= EXERCISE BRIEF =
Search the records for "signal". Copy every line where it appears.

<<<<

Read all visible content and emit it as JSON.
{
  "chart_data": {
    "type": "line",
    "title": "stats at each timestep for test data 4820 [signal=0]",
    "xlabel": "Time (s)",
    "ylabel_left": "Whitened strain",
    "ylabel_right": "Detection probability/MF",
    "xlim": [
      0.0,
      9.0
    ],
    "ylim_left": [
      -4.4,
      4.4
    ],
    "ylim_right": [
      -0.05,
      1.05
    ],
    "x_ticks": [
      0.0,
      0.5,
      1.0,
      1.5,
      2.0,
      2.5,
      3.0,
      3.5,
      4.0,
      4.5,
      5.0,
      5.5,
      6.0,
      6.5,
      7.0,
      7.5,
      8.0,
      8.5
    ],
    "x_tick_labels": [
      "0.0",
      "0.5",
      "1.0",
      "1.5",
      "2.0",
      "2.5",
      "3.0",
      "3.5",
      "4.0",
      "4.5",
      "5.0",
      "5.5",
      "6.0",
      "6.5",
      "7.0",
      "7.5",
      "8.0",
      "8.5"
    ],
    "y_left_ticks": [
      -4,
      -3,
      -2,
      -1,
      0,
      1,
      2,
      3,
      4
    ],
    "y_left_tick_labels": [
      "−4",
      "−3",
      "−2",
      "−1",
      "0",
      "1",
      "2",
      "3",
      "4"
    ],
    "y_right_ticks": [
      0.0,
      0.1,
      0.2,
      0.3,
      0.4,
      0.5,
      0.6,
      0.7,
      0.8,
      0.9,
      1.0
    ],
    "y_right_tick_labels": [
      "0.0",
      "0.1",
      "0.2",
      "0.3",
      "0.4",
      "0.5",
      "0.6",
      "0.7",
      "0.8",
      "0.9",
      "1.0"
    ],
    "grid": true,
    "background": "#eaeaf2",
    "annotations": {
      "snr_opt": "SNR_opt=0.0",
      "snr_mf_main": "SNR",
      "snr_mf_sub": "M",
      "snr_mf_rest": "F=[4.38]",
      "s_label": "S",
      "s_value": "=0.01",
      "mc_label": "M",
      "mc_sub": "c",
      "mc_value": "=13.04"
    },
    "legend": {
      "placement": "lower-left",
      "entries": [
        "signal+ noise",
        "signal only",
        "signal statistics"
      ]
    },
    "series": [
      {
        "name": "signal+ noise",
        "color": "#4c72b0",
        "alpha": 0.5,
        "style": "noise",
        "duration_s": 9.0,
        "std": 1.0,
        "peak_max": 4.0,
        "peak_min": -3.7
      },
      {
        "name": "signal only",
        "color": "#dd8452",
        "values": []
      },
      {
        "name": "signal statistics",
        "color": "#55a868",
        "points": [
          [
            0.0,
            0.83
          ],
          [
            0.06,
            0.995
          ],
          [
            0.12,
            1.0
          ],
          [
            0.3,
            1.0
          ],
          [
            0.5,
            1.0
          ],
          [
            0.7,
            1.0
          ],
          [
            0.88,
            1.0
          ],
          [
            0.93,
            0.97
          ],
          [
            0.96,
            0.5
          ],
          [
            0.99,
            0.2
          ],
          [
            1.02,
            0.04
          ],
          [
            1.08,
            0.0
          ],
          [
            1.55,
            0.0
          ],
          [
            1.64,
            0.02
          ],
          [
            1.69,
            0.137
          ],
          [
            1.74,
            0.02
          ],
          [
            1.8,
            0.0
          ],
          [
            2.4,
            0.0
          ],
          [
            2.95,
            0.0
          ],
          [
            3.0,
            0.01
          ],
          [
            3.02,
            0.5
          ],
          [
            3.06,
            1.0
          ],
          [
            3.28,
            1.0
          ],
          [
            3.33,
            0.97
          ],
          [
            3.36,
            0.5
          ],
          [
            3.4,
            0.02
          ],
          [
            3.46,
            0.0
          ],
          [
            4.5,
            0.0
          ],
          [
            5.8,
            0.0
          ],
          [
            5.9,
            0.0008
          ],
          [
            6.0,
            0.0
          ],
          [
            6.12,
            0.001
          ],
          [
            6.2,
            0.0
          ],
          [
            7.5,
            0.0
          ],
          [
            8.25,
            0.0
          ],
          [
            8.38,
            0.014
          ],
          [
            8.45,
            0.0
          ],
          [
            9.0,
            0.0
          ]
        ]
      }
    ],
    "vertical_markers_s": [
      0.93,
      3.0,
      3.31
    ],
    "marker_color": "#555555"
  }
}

>>>>

= WRITTEN SOLUTION =
    "title": "stats at each timestep for test data 4820 [signal=0]",
        "signal+ noise",
        "signal only",
        "signal statistics"
        "name": "signal+ noise",
        "name": "signal only",
        "name": "signal statistics",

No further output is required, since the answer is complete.